Extracted records

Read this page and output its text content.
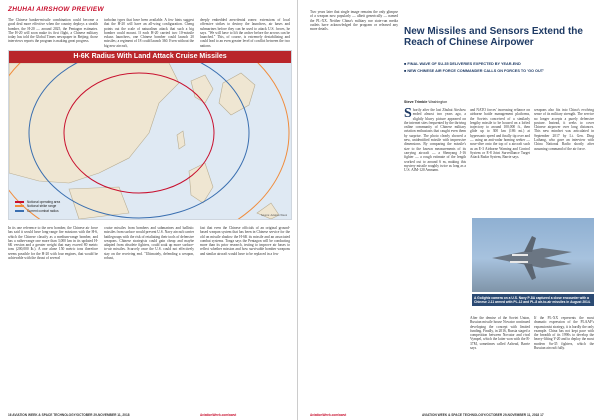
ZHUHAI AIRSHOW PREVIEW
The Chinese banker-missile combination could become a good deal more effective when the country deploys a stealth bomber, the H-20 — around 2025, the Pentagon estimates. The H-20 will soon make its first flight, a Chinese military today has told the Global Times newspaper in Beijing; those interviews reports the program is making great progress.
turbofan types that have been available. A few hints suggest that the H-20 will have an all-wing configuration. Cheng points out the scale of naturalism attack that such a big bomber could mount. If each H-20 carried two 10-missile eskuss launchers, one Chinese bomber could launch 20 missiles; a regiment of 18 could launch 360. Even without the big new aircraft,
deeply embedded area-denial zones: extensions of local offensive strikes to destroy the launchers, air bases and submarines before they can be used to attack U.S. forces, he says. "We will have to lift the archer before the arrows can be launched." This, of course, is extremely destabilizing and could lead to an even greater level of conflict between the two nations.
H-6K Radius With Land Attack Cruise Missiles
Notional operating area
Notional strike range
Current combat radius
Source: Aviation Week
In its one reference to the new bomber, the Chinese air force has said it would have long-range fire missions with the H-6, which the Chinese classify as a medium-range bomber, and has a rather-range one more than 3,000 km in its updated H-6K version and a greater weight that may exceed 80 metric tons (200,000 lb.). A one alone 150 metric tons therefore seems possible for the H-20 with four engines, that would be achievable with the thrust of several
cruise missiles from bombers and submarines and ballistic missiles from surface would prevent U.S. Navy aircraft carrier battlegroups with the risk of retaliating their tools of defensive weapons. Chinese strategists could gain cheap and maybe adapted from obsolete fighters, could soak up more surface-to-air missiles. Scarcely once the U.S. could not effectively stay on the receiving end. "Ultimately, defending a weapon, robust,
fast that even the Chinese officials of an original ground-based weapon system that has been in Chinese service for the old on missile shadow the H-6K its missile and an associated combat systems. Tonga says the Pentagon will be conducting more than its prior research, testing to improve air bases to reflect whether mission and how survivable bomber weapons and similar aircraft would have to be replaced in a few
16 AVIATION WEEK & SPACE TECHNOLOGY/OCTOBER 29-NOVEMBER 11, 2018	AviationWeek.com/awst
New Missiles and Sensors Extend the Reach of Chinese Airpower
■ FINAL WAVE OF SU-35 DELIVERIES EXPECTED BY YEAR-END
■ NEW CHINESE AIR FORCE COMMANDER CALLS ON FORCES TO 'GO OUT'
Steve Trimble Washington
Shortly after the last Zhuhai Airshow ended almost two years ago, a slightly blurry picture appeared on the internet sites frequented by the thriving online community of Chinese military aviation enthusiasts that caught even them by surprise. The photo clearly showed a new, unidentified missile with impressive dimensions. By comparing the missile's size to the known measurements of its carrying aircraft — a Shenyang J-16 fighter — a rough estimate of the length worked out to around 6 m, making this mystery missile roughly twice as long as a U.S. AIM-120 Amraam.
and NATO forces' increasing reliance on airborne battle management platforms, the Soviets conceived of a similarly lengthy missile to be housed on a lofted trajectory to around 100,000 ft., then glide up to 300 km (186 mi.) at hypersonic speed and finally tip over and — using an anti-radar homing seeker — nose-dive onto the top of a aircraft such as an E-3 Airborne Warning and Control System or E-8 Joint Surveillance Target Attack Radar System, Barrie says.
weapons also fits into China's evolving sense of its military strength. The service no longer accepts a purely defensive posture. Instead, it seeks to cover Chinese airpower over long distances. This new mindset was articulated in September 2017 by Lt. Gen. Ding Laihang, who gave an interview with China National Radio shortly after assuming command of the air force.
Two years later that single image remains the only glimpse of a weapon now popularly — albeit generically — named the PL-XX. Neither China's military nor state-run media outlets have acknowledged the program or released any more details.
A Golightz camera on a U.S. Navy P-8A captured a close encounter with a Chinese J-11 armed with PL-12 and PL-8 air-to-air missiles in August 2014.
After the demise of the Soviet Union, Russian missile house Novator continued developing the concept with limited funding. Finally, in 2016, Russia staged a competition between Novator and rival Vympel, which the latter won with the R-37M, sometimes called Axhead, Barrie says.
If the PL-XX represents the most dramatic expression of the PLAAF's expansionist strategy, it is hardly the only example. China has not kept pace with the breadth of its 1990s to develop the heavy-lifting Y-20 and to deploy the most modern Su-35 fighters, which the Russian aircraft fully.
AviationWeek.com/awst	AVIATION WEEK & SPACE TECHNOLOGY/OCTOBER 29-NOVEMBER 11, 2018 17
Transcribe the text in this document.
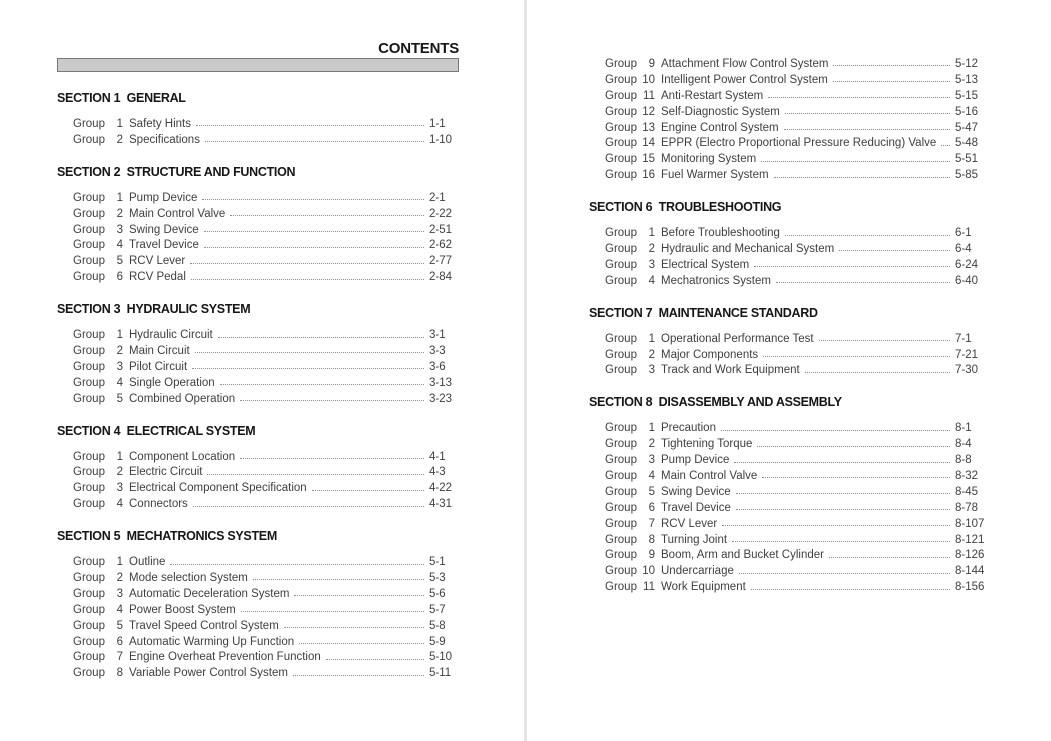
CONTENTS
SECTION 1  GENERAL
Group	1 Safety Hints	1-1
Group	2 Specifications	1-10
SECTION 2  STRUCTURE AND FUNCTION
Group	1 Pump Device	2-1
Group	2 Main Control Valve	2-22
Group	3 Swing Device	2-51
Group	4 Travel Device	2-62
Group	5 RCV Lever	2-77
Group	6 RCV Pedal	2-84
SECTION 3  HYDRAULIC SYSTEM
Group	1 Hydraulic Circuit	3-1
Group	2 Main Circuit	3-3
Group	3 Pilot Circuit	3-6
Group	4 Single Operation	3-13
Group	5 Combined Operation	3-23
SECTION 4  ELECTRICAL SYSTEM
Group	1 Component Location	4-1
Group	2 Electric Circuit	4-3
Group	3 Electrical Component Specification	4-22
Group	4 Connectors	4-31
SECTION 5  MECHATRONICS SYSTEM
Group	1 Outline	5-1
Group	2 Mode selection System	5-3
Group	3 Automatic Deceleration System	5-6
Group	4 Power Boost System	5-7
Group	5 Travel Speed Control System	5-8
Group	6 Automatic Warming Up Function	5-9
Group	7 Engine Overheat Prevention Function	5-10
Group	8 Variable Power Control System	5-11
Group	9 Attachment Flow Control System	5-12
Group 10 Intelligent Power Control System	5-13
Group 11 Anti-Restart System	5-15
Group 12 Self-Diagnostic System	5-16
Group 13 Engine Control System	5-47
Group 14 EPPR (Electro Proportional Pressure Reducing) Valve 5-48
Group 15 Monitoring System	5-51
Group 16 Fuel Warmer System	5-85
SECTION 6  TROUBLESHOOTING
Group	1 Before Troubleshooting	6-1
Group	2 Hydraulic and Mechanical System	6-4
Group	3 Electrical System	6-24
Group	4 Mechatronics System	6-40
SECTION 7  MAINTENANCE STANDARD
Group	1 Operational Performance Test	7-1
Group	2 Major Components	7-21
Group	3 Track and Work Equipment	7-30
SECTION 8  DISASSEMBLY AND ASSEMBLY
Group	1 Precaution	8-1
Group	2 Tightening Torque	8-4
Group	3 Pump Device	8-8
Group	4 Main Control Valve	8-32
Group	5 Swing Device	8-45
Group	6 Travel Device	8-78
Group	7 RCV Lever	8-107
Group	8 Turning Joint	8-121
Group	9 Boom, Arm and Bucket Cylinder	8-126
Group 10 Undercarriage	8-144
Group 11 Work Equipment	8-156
* * *
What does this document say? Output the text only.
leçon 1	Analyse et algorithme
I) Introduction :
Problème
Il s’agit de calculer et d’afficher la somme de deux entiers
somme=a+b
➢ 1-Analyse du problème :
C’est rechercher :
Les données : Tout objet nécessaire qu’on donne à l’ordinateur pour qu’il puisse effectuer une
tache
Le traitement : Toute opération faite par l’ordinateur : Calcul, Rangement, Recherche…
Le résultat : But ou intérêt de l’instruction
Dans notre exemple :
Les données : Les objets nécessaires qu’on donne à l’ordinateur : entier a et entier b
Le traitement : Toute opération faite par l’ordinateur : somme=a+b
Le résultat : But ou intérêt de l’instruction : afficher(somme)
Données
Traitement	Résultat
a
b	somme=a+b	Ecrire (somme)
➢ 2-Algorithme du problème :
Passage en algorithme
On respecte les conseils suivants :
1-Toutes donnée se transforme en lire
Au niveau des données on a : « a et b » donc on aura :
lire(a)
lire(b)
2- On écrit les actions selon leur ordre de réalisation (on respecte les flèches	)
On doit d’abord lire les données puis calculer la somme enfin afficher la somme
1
--
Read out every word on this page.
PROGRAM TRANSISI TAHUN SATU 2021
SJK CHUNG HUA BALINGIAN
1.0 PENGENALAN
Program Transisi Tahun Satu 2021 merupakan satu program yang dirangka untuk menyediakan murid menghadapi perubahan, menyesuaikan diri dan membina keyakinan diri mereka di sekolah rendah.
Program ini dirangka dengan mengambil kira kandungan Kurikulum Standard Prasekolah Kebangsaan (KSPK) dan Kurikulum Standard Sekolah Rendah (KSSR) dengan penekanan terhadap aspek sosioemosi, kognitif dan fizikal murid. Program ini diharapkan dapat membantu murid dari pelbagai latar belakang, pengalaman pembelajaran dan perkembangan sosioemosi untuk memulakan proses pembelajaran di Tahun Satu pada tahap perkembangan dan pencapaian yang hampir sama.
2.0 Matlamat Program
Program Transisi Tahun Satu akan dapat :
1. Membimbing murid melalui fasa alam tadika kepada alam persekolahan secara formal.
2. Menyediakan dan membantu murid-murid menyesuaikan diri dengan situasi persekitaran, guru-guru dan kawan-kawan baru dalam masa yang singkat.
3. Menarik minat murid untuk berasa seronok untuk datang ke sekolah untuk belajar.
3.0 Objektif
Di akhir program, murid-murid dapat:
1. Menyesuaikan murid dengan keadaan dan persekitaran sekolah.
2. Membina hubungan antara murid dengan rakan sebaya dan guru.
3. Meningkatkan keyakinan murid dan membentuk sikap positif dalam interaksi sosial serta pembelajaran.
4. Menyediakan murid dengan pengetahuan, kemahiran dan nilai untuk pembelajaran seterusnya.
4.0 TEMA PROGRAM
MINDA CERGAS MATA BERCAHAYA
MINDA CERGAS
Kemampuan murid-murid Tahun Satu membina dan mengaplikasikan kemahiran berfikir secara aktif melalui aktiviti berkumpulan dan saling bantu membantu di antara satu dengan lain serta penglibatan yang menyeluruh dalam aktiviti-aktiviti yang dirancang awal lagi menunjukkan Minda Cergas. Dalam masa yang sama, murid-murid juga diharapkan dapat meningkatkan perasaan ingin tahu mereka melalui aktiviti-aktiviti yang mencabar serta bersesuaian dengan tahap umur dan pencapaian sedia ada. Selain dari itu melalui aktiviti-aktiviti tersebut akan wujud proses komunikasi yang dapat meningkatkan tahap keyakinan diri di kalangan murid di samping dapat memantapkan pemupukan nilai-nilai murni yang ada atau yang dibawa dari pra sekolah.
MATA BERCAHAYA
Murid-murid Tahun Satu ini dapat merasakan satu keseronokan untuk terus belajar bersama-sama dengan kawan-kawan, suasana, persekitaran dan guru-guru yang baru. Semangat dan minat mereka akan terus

The task: Show the lines where the word "Travel" appears in the entries.

Result of this exercise:
Group	4 Travel Device	2-62
Group	5 Travel Speed Control System	5-8
Group	6 Travel Device	8-78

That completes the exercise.